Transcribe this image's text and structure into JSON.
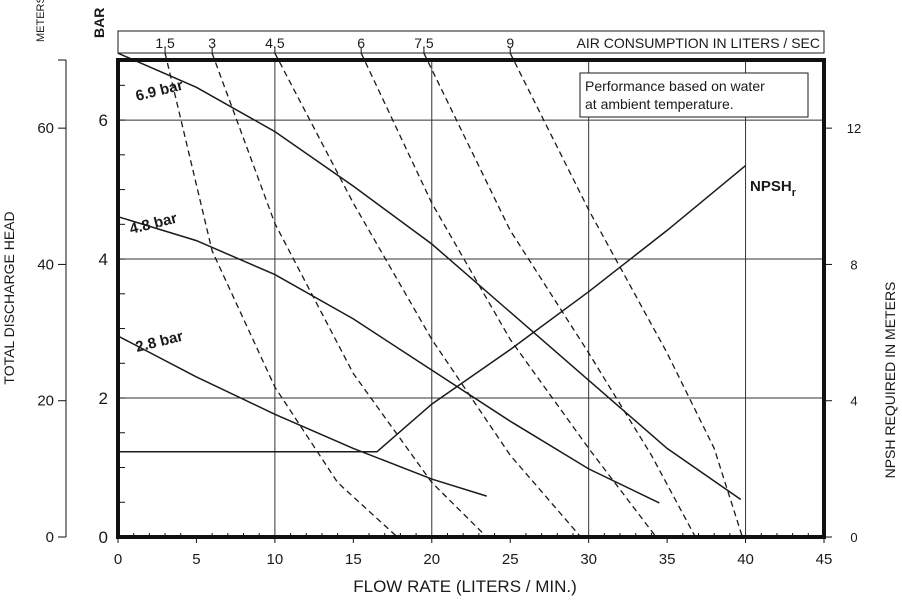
{
  "chart_data": {
    "type": "line",
    "title": "",
    "xlabel": "FLOW RATE (LITERS / MIN.)",
    "xlim": [
      0,
      45
    ],
    "x_ticks": [
      "0",
      "5",
      "10",
      "15",
      "20",
      "25",
      "30",
      "35",
      "40",
      "45"
    ],
    "ylabel_left": "TOTAL DISCHARGE HEAD",
    "ylabel_left_unit": "METERS",
    "ylim_meters": [
      0,
      70
    ],
    "y_ticks_meters": [
      "0",
      "20",
      "40",
      "60"
    ],
    "ylabel_bar": "BAR",
    "y_ticks_bar": [
      "0",
      "2",
      "4",
      "6"
    ],
    "ylabel_right": "NPSH REQUIRED IN METERS",
    "y_ticks_right": [
      "0",
      "4",
      "8",
      "12"
    ],
    "air_axis_label": "AIR CONSUMPTION IN LITERS / SEC",
    "air_ticks": [
      "1.5",
      "3",
      "4.5",
      "6",
      "7.5",
      "9"
    ],
    "note_lines": [
      "Performance based on water",
      "at ambient temperature."
    ],
    "grid": true,
    "series": [
      {
        "name": "6.9 bar",
        "style": "solid",
        "x": [
          0,
          5,
          10,
          15,
          20,
          25,
          30,
          35,
          39.7
        ],
        "y": [
          71,
          66,
          59.5,
          51.5,
          43,
          33,
          23,
          13,
          5.5
        ]
      },
      {
        "name": "4.8 bar",
        "style": "solid",
        "x": [
          0,
          5,
          10,
          15,
          20,
          25,
          30,
          34.5
        ],
        "y": [
          47,
          43.5,
          38.5,
          32,
          24.5,
          17,
          10,
          5
        ]
      },
      {
        "name": "2.8 bar",
        "style": "solid",
        "x": [
          0,
          5,
          10,
          15,
          20,
          23.5
        ],
        "y": [
          29.5,
          23.5,
          18,
          13,
          8.5,
          6
        ]
      },
      {
        "name": "NPSHr",
        "style": "solid",
        "axis": "right",
        "x": [
          0,
          16.5,
          20,
          25,
          30,
          35,
          40
        ],
        "y": [
          2.5,
          2.5,
          3.9,
          5.5,
          7.2,
          9.0,
          10.9
        ]
      },
      {
        "name": "1.5",
        "style": "dashed",
        "x": [
          3,
          6,
          10,
          14,
          17.8
        ],
        "y": [
          71,
          42,
          22,
          8,
          0
        ]
      },
      {
        "name": "3",
        "style": "dashed",
        "x": [
          6,
          10,
          15,
          20,
          23.5
        ],
        "y": [
          71,
          46,
          24,
          8,
          0
        ]
      },
      {
        "name": "4.5",
        "style": "dashed",
        "x": [
          10,
          15,
          20,
          25,
          29.5
        ],
        "y": [
          71,
          49,
          29,
          12,
          0
        ]
      },
      {
        "name": "6",
        "style": "dashed",
        "x": [
          15.5,
          20,
          25,
          30,
          34.3
        ],
        "y": [
          71,
          49,
          29,
          13,
          0
        ]
      },
      {
        "name": "7.5",
        "style": "dashed",
        "x": [
          19.5,
          25,
          30,
          34,
          36.8
        ],
        "y": [
          71,
          45,
          27,
          12,
          0
        ]
      },
      {
        "name": "9",
        "style": "dashed",
        "x": [
          25,
          30,
          35,
          38,
          39.8
        ],
        "y": [
          71,
          48,
          27,
          13,
          0
        ]
      }
    ],
    "curve_labels": [
      "6.9 bar",
      "4.8 bar",
      "2.8 bar"
    ],
    "npsh_label": {
      "main": "NPSH",
      "sub": "r"
    }
  }
}
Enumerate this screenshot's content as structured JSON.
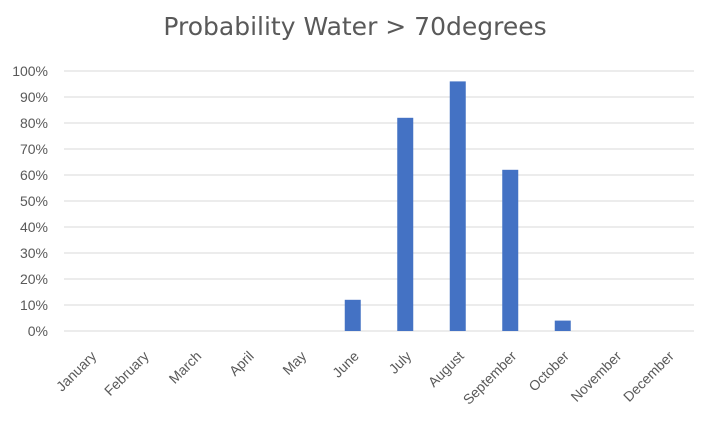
{
  "chart_data": {
    "type": "bar",
    "title": "Probability Water > 70degrees",
    "xlabel": "",
    "ylabel": "",
    "categories": [
      "January",
      "February",
      "March",
      "April",
      "May",
      "June",
      "July",
      "August",
      "September",
      "October",
      "November",
      "December"
    ],
    "values": [
      0,
      0,
      0,
      0,
      0,
      0.12,
      0.82,
      0.96,
      0.62,
      0.04,
      0,
      0
    ],
    "ylim": [
      0,
      1
    ],
    "yticks": [
      0,
      0.1,
      0.2,
      0.3,
      0.4,
      0.5,
      0.6,
      0.7,
      0.8,
      0.9,
      1.0
    ],
    "ytick_labels": [
      "0%",
      "10%",
      "20%",
      "30%",
      "40%",
      "50%",
      "60%",
      "70%",
      "80%",
      "90%",
      "100%"
    ],
    "grid": true,
    "legend": "none",
    "bar_color": "#4472C4",
    "grid_color": "#d9d9d9"
  }
}
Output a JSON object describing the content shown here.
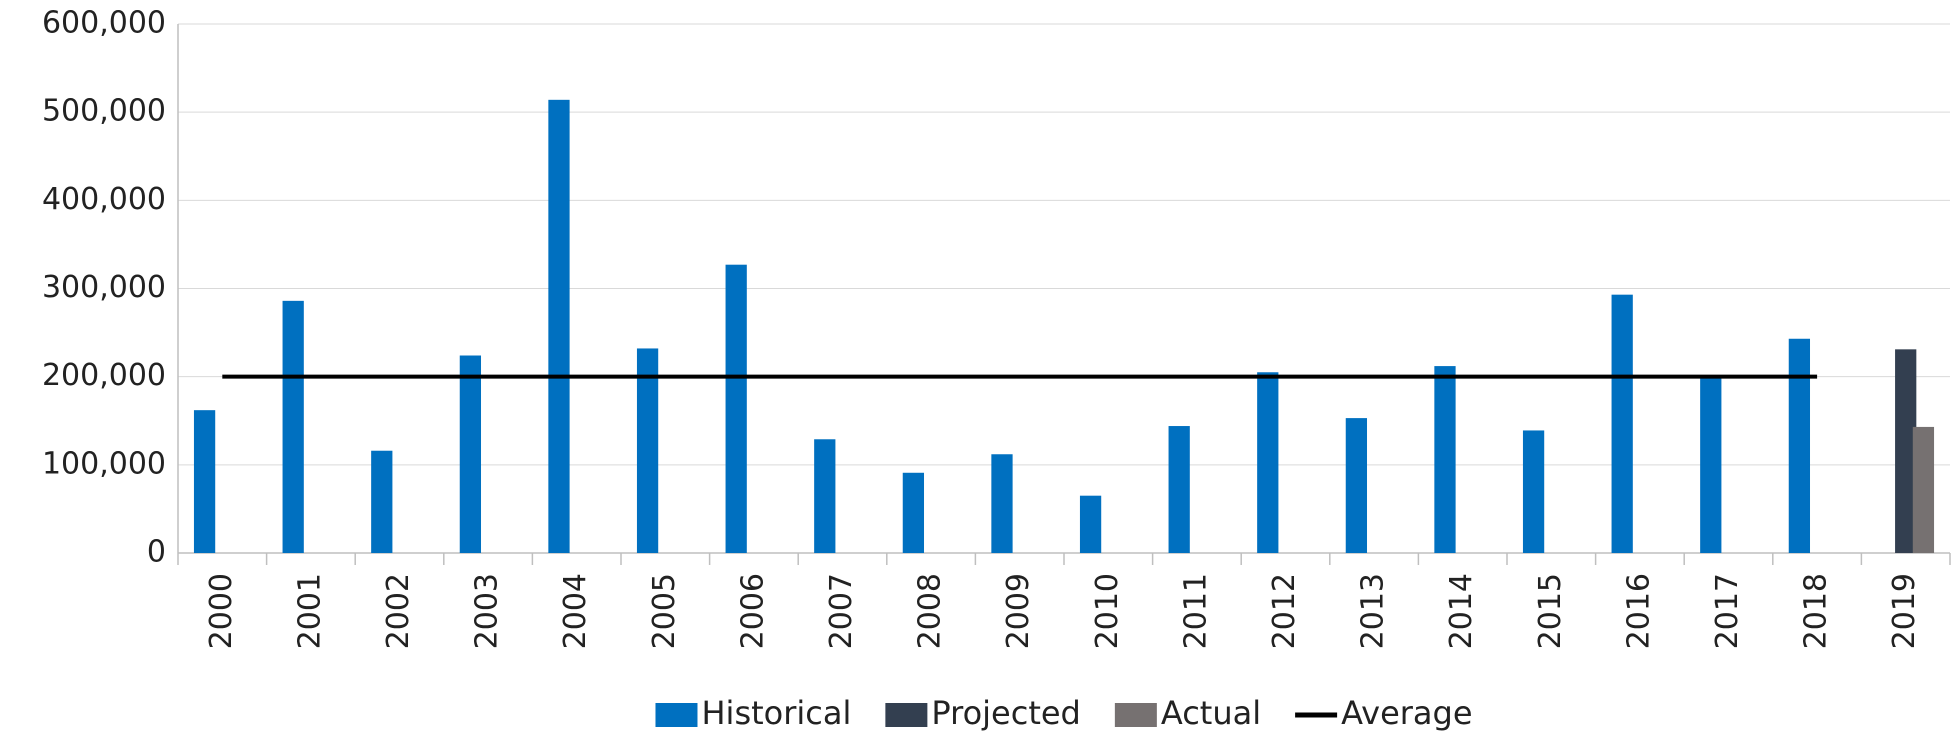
{
  "chart_data": {
    "type": "bar",
    "categories": [
      "2000",
      "2001",
      "2002",
      "2003",
      "2004",
      "2005",
      "2006",
      "2007",
      "2008",
      "2009",
      "2010",
      "2011",
      "2012",
      "2013",
      "2014",
      "2015",
      "2016",
      "2017",
      "2018",
      "2019"
    ],
    "series": [
      {
        "name": "Historical",
        "color": "#0070c0",
        "type": "bar",
        "values": [
          162000,
          286000,
          116000,
          224000,
          514000,
          232000,
          327000,
          129000,
          91000,
          112000,
          65000,
          144000,
          205000,
          153000,
          212000,
          139000,
          293000,
          201000,
          243000,
          null
        ]
      },
      {
        "name": "Projected",
        "color": "#333f50",
        "type": "bar",
        "values": [
          null,
          null,
          null,
          null,
          null,
          null,
          null,
          null,
          null,
          null,
          null,
          null,
          null,
          null,
          null,
          null,
          null,
          null,
          null,
          231000
        ]
      },
      {
        "name": "Actual",
        "color": "#767171",
        "type": "bar",
        "values": [
          null,
          null,
          null,
          null,
          null,
          null,
          null,
          null,
          null,
          null,
          null,
          null,
          null,
          null,
          null,
          null,
          null,
          null,
          null,
          143000
        ]
      },
      {
        "name": "Average",
        "color": "#000000",
        "type": "line",
        "values": [
          200000,
          200000,
          200000,
          200000,
          200000,
          200000,
          200000,
          200000,
          200000,
          200000,
          200000,
          200000,
          200000,
          200000,
          200000,
          200000,
          200000,
          200000,
          200000,
          null
        ]
      }
    ],
    "ylim": [
      0,
      600000
    ],
    "yticks": [
      0,
      {
        "value": 100000,
        "label": "100,000"
      },
      {
        "value": 200000,
        "label": "200,000"
      },
      {
        "value": 300000,
        "label": "300,000"
      },
      {
        "value": 400000,
        "label": "400,000"
      },
      {
        "value": 500000,
        "label": "500,000"
      },
      {
        "value": 600000,
        "label": "600,000"
      }
    ],
    "grid": true,
    "legend": "bottom"
  }
}
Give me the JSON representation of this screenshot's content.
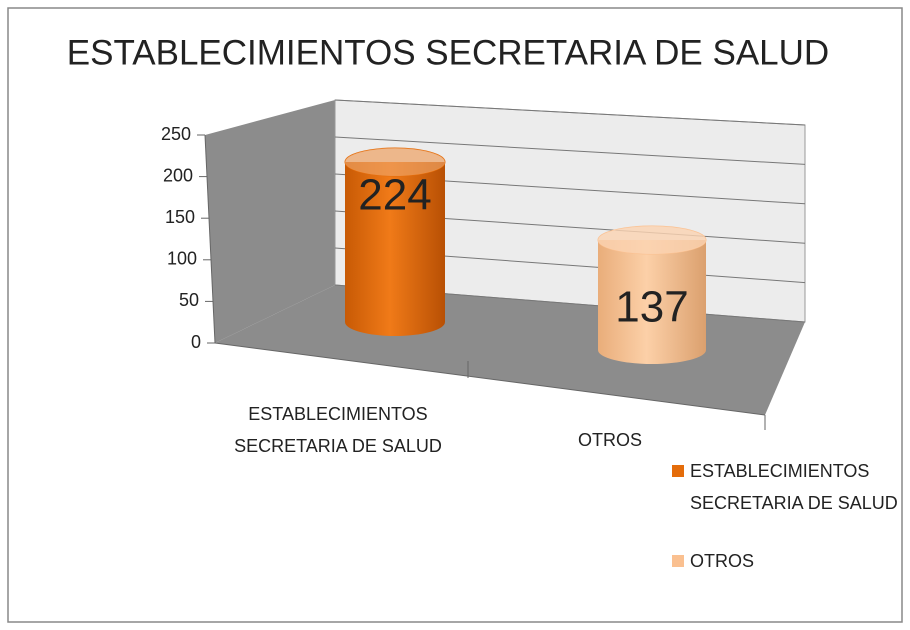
{
  "chart_data": {
    "type": "bar3d",
    "title": "ESTABLECIMIENTOS  SECRETARIA DE SALUD",
    "categories": [
      "ESTABLECIMIENTOS SECRETARIA DE SALUD",
      "OTROS"
    ],
    "values": [
      224,
      137
    ],
    "colors": [
      "#e46c0a",
      "#fac090"
    ],
    "ylim": [
      0,
      250
    ],
    "yticks": [
      0,
      50,
      100,
      150,
      200,
      250
    ],
    "grid": true,
    "legend": "bottom-right"
  }
}
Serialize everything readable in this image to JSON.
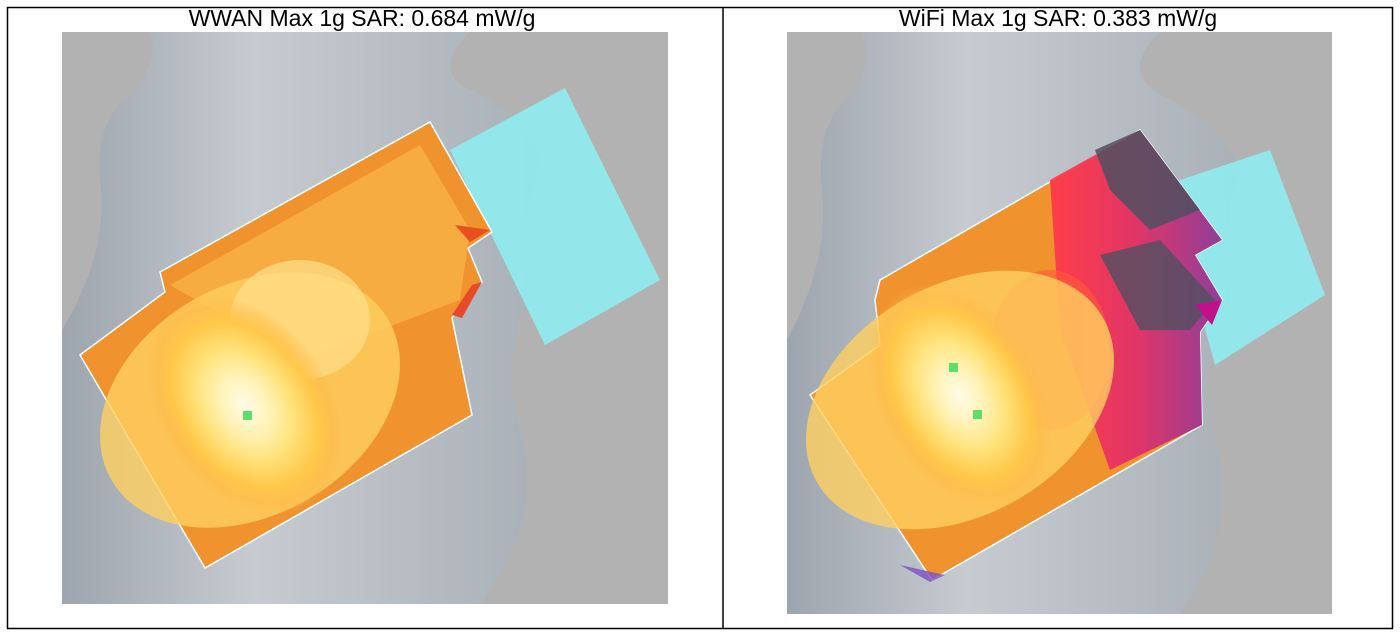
{
  "table": {
    "cells": [
      {
        "caption": "WWAN Max 1g SAR: 0.684 mW/g"
      },
      {
        "caption": "WiFi Max 1g SAR: 0.383 mW/g"
      }
    ]
  }
}
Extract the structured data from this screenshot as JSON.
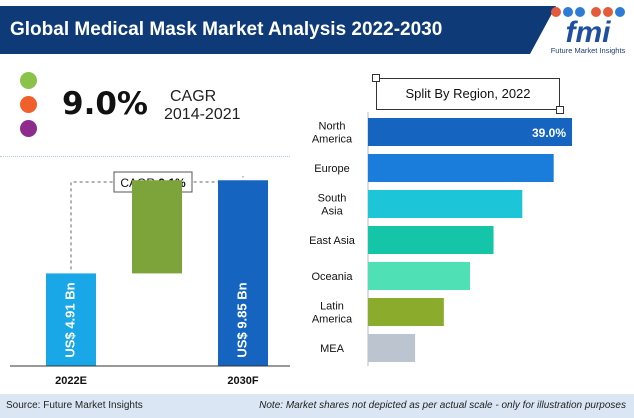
{
  "header": {
    "title": "Global Medical Mask Market Analysis 2022-2030",
    "logo_text": "fmi",
    "logo_subtitle": "Future Market Insights"
  },
  "cagr": {
    "value": "9.0%",
    "label": "CAGR",
    "period": "2014-2021"
  },
  "colors": {
    "header_bg": "#0e3a78",
    "dot_green": "#8bc34a",
    "dot_orange": "#f0602a",
    "dot_purple": "#8e2c8e",
    "bar_2022": "#1aa7e8",
    "bar_growth": "#7da43a",
    "bar_2030": "#1565c0"
  },
  "chart_data": [
    {
      "type": "bar",
      "categories": [
        "2022E",
        "2030F"
      ],
      "values": [
        4.91,
        9.85
      ],
      "value_labels": [
        "US$ 4.91 Bn",
        "US$ 9.85 Bn"
      ],
      "increment": 4.94,
      "annotation": {
        "prefix": "CAGR ",
        "value": "9.1%"
      },
      "ylim": [
        0,
        10.5
      ]
    },
    {
      "type": "bar",
      "orientation": "horizontal",
      "title": "Split By Region, 2022",
      "categories": [
        [
          "North",
          "America"
        ],
        [
          "Europe"
        ],
        [
          "South",
          "Asia"
        ],
        [
          "East Asia"
        ],
        [
          "Oceania"
        ],
        [
          "Latin",
          "America"
        ],
        [
          "MEA"
        ]
      ],
      "values": [
        39.0,
        35.5,
        29.5,
        24.0,
        19.5,
        14.5,
        9.0
      ],
      "data_labels": [
        "39.0%",
        "",
        "",
        "",
        "",
        "",
        ""
      ],
      "colors": [
        "#1565c0",
        "#1a7ddb",
        "#1cc6d8",
        "#15c5a8",
        "#4fe0b5",
        "#8aab2c",
        "#bcc4cf"
      ],
      "xlim": [
        0,
        39.0
      ]
    }
  ],
  "footer": {
    "source": "Source: Future Market Insights",
    "note": "Note: Market shares not depicted as per actual scale - only for illustration purposes"
  }
}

Work instructions: Select the lines in this material that hold the word "Future", leaving none out.

Solution:
    "logo_subtitle": "Future Market Insights"
    "source": "Source: Future Market Insights",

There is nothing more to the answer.